## Tarefa solicitada A:
Você pode transcrever, sem nenhuma alteração, a parte da resenha sobre a peça Mania de Explicação que começa com as palavras "A história é" e termina com "para suas indagações."?

## Trecho de origem:
——————
Juntos, Gabriel Villela, Adriana Falcão e Luana Piovani proporcionam filosofia e poesia do mais alto nível para crianças

Está em cartaz desde a semana passada no Rio de Janeiro o espetáculo infantil Mania de Explicação, no Espaço Tom Jobim. Trata-se de uma feliz adaptação do livro de mesmo nome da escritora Adriana Falcão, premiado em 2001 pela Fundação Nacional do Livro Infantil e Juvenil. A própria autora transformou suas mágicas palavras em peça de teatro, em parceria com Luiz Estellita Lins – e a pedido da atriz e produtora Luana Piovani, que recrutou pela segunda vez o diretor mineiro Gabriel Villela. Ele já a dirigira em O Soldadinho e a Bailarina.

A história é a de uma menina que gosta de inventar uma explicação para cada coisa, tentando simplificar o mundo dentro de sua cabeça. Isabel (na pele de Luana Piovani), inspirada na filha da escritora, é uma “garota rock and roll”, na definição do encenador Villela, ou seja, uma menina diferente, iconoclasta, que não aceita nem se enquadra em qualquer resposta para suas indagações.

A solução encontrada pelos adaptadores para levar ao palco um livro sem diálogos nem situações concretas, com conteúdo altamente poético e sobretudo filosófico, foi uma solução bem esperta. Todo esse teor literário, que tem encantado leitores mirins e adultos há anos, foi transformado em uma espécie de jogo de tabuleiro, realizado na parte final do espetáculo, de tal forma que o início seja uma preparação para essa alta concentração de poesia que se dará nos minutos finais. Adriana e Lins habilmente criaram um enredo inicial de aventuras e ritos de passagem, uma preparação da plateia para o espírito de ‘perguntadeira’ da menina, que desemboca nas frases de efeito lúdico-filosófico retiradas do livro e arremata a peça de forma encantadora.
——————
Registros de um conjunto de dados:
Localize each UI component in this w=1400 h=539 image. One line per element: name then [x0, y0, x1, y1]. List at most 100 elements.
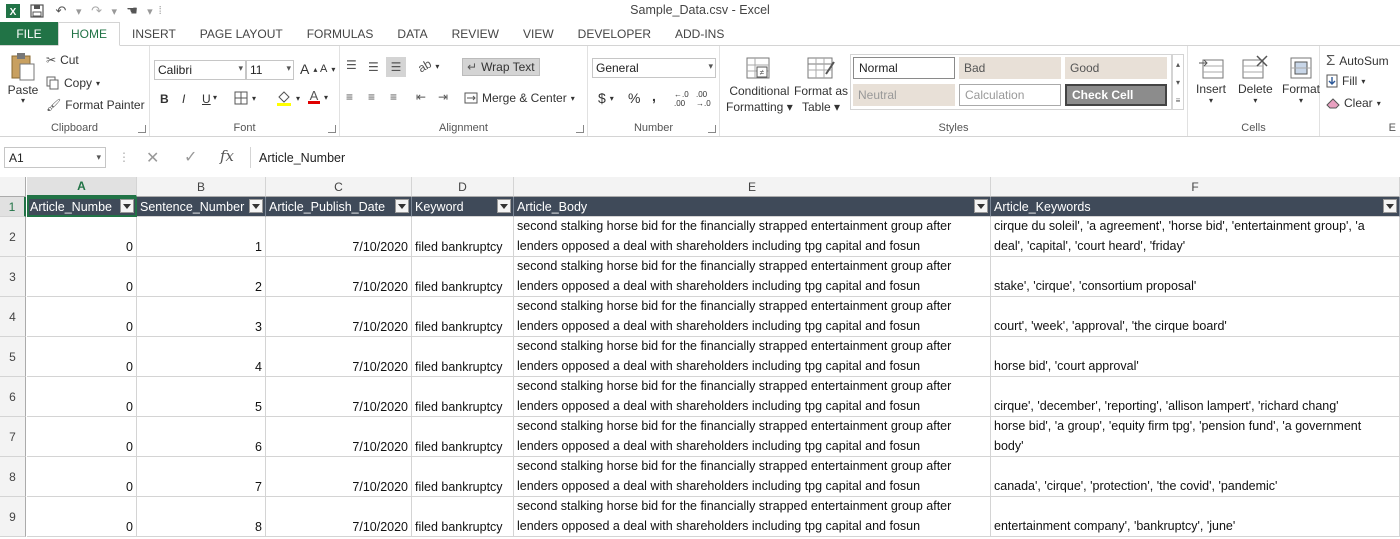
delete-cells-button[interactable]: Delete ▾: [1238, 54, 1273, 105]
cell-keyword[interactable]: filed bankruptcy: [412, 457, 514, 497]
format-as-table-button[interactable]: Format as Table ▾: [794, 56, 848, 114]
column-header-f[interactable]: F: [991, 177, 1400, 197]
align-top-button[interactable]: ☰: [346, 58, 357, 72]
cell-keyword[interactable]: filed bankruptcy: [412, 497, 514, 537]
copy-dropdown-icon[interactable]: ▾: [96, 79, 100, 88]
underline-dropdown-icon[interactable]: ▾: [213, 93, 217, 102]
header-cell-keyword[interactable]: Keyword: [412, 197, 514, 217]
cell-article-number[interactable]: 0: [27, 257, 137, 297]
name-box-dropdown-icon[interactable]: ▾: [96, 152, 101, 163]
autosum-button[interactable]: Σ AutoSum: [1326, 52, 1389, 69]
align-middle-button[interactable]: ☰: [368, 60, 379, 74]
cell-publish-date[interactable]: 7/10/2020: [266, 217, 412, 257]
orientation-button[interactable]: ab ▾: [415, 57, 439, 76]
cell-article-keywords[interactable]: cirque', 'december', 'reporting', 'allis…: [991, 377, 1400, 417]
insert-cells-button[interactable]: Insert ▾: [1196, 54, 1226, 105]
increase-indent-button[interactable]: ⇥: [438, 90, 448, 104]
gallery-up-icon[interactable]: ▴: [1176, 60, 1180, 69]
underline-button[interactable]: U: [202, 92, 211, 106]
cell-sentence-number[interactable]: 7: [137, 457, 266, 497]
currency-button[interactable]: $ ▾: [598, 90, 614, 106]
clipboard-launcher-icon[interactable]: [138, 125, 146, 133]
cell-article-body[interactable]: second stalking horse bid for the financ…: [514, 297, 991, 337]
cell-article-number[interactable]: 0: [27, 457, 137, 497]
borders-button[interactable]: ▾: [234, 91, 256, 105]
cell-publish-date[interactable]: 7/10/2020: [266, 337, 412, 377]
row-header-1[interactable]: 1: [0, 197, 26, 217]
tab-file[interactable]: FILE: [0, 22, 58, 46]
cell-sentence-number[interactable]: 4: [137, 337, 266, 377]
style-good[interactable]: Good: [1065, 57, 1167, 79]
filter-dropdown-icon[interactable]: [395, 199, 409, 213]
cell-keyword[interactable]: filed bankruptcy: [412, 297, 514, 337]
cell-publish-date[interactable]: 7/10/2020: [266, 377, 412, 417]
row-header[interactable]: 6: [0, 377, 26, 417]
style-neutral[interactable]: Neutral: [853, 84, 955, 106]
filter-dropdown-icon[interactable]: [249, 199, 263, 213]
cell-publish-date[interactable]: 7/10/2020: [266, 457, 412, 497]
header-cell-article-keywords[interactable]: Article_Keywords: [991, 197, 1400, 217]
cell-article-keywords[interactable]: horse bid', 'court approval': [991, 337, 1400, 377]
tab-data[interactable]: DATA: [385, 22, 439, 46]
cell-publish-date[interactable]: 7/10/2020: [266, 297, 412, 337]
tab-home[interactable]: HOME: [58, 22, 120, 46]
cell-article-keywords[interactable]: court', 'week', 'approval', 'the cirque …: [991, 297, 1400, 337]
bold-button[interactable]: B: [160, 92, 169, 106]
conditional-formatting-button[interactable]: ≠ Conditional Formatting ▾: [726, 56, 793, 114]
comma-button[interactable]: ,: [652, 88, 656, 104]
tab-formulas[interactable]: FORMULAS: [295, 22, 386, 46]
cell-article-keywords[interactable]: entertainment company', 'bankruptcy', 'j…: [991, 497, 1400, 537]
align-left-button[interactable]: ≡: [346, 90, 353, 104]
insert-function-icon[interactable]: fx: [220, 147, 234, 165]
shrink-font-button[interactable]: A ▾: [320, 63, 335, 75]
align-bottom-button[interactable]: ☰: [386, 57, 406, 77]
font-color-button[interactable]: A ▾: [308, 89, 328, 104]
cell-sentence-number[interactable]: 2: [137, 257, 266, 297]
column-header-c[interactable]: C: [266, 177, 412, 197]
select-all-corner[interactable]: [0, 177, 26, 197]
cell-article-body[interactable]: second stalking horse bid for the financ…: [514, 417, 991, 457]
cell-article-body[interactable]: second stalking horse bid for the financ…: [514, 377, 991, 417]
cell-article-body[interactable]: second stalking horse bid for the financ…: [514, 497, 991, 537]
cancel-icon[interactable]: ✕: [146, 148, 159, 168]
format-painter-button[interactable]: 🖌 Format Painter: [46, 98, 145, 112]
font-name-combo[interactable]: Calibri ▾: [154, 60, 246, 80]
cell-article-body[interactable]: second stalking horse bid for the financ…: [514, 457, 991, 497]
grow-font-button[interactable]: A ▴: [300, 61, 317, 77]
copy-button[interactable]: Copy ▾: [46, 76, 100, 90]
tab-view[interactable]: VIEW: [511, 22, 566, 46]
cell-keyword[interactable]: filed bankruptcy: [412, 337, 514, 377]
number-launcher-icon[interactable]: [708, 125, 716, 133]
cell-publish-date[interactable]: 7/10/2020: [266, 417, 412, 457]
cell-sentence-number[interactable]: 1: [137, 217, 266, 257]
enter-icon[interactable]: ✓: [184, 147, 197, 167]
cell-sentence-number[interactable]: 3: [137, 297, 266, 337]
align-right-button[interactable]: ≡: [390, 90, 397, 104]
fill-color-button[interactable]: ▾: [276, 90, 300, 106]
paste-dropdown-icon[interactable]: ▾: [21, 97, 25, 105]
font-size-combo[interactable]: 11 ▾: [246, 60, 294, 80]
merge-center-button[interactable]: Merge & Center ▾: [464, 91, 575, 105]
tab-review[interactable]: REVIEW: [440, 22, 511, 46]
filter-dropdown-icon[interactable]: [1383, 199, 1397, 213]
tab-insert[interactable]: INSERT: [120, 22, 188, 46]
percent-button[interactable]: %: [628, 90, 640, 106]
header-cell-sentence-number[interactable]: Sentence_Number: [137, 197, 266, 217]
cell-article-number[interactable]: 0: [27, 217, 137, 257]
cell-article-body[interactable]: second stalking horse bid for the financ…: [514, 217, 991, 257]
gallery-more-icon[interactable]: ≡: [1176, 96, 1181, 105]
style-normal[interactable]: Normal: [853, 57, 955, 79]
italic-button[interactable]: I: [182, 92, 185, 106]
column-header-a[interactable]: A: [27, 177, 137, 197]
decrease-decimal-button[interactable]: .00 →.0: [696, 90, 716, 108]
tab-page-layout[interactable]: PAGE LAYOUT: [188, 22, 295, 46]
column-header-e[interactable]: E: [514, 177, 991, 197]
cell-article-number[interactable]: 0: [27, 497, 137, 537]
cell-keyword[interactable]: filed bankruptcy: [412, 377, 514, 417]
wrap-text-button[interactable]: ↵ Wrap Text: [462, 58, 540, 76]
filter-dropdown-icon[interactable]: [497, 199, 511, 213]
cell-article-number[interactable]: 0: [27, 297, 137, 337]
row-header[interactable]: 9: [0, 497, 26, 537]
header-cell-article-body[interactable]: Article_Body: [514, 197, 991, 217]
cut-button[interactable]: ✂ Cut: [46, 53, 79, 67]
——————
## Tarefa solicitada B:
Pode repetir palavra por palavra as linhas das entradas que vão da linha que contém "54, 1273, 105]" até a linha que contém "tab-file[interactable]: FILE: [0, 22, 58, 46]", incluindo ambas?

## Resultado A:
A história é a de uma menina que gosta de inventar uma explicação para cada coisa, tentando simplificar o mundo dentro de sua cabeça. Isabel (na pele de Luana Piovani), inspirada na filha da escritora, é uma “garota rock and roll”, na definição do encenador Villela, ou seja, uma menina diferente, iconoclasta, que não aceita nem se enquadra em qualquer resposta para suas indagações.

## Resultado B:
delete-cells-button[interactable]: Delete ▾: [1238, 54, 1273, 105]
cell-keyword[interactable]: filed bankruptcy: [412, 457, 514, 497]
format-as-table-button[interactable]: Format as Table ▾: [794, 56, 848, 114]
column-header-f[interactable]: F: [991, 177, 1400, 197]
align-top-button[interactable]: ☰: [346, 58, 357, 72]
cell-keyword[interactable]: filed bankruptcy: [412, 497, 514, 537]
copy-dropdown-icon[interactable]: ▾: [96, 79, 100, 88]
underline-dropdown-icon[interactable]: ▾: [213, 93, 217, 102]
header-cell-keyword[interactable]: Keyword: [412, 197, 514, 217]
cell-article-number[interactable]: 0: [27, 257, 137, 297]
name-box-dropdown-icon[interactable]: ▾: [96, 152, 101, 163]
autosum-button[interactable]: Σ AutoSum: [1326, 52, 1389, 69]
align-middle-button[interactable]: ☰: [368, 60, 379, 74]
cell-publish-date[interactable]: 7/10/2020: [266, 217, 412, 257]
orientation-button[interactable]: ab ▾: [415, 57, 439, 76]
cell-article-keywords[interactable]: cirque', 'december', 'reporting', 'allis…: [991, 377, 1400, 417]
insert-cells-button[interactable]: Insert ▾: [1196, 54, 1226, 105]
increase-indent-button[interactable]: ⇥: [438, 90, 448, 104]
gallery-up-icon[interactable]: ▴: [1176, 60, 1180, 69]
underline-button[interactable]: U: [202, 92, 211, 106]
cell-sentence-number[interactable]: 7: [137, 457, 266, 497]
currency-button[interactable]: $ ▾: [598, 90, 614, 106]
clipboard-launcher-icon[interactable]: [138, 125, 146, 133]
cell-article-body[interactable]: second stalking horse bid for the financ…: [514, 297, 991, 337]
cell-article-number[interactable]: 0: [27, 457, 137, 497]
borders-button[interactable]: ▾: [234, 91, 256, 105]
cell-publish-date[interactable]: 7/10/2020: [266, 337, 412, 377]
row-header-1[interactable]: 1: [0, 197, 26, 217]
tab-file[interactable]: FILE: [0, 22, 58, 46]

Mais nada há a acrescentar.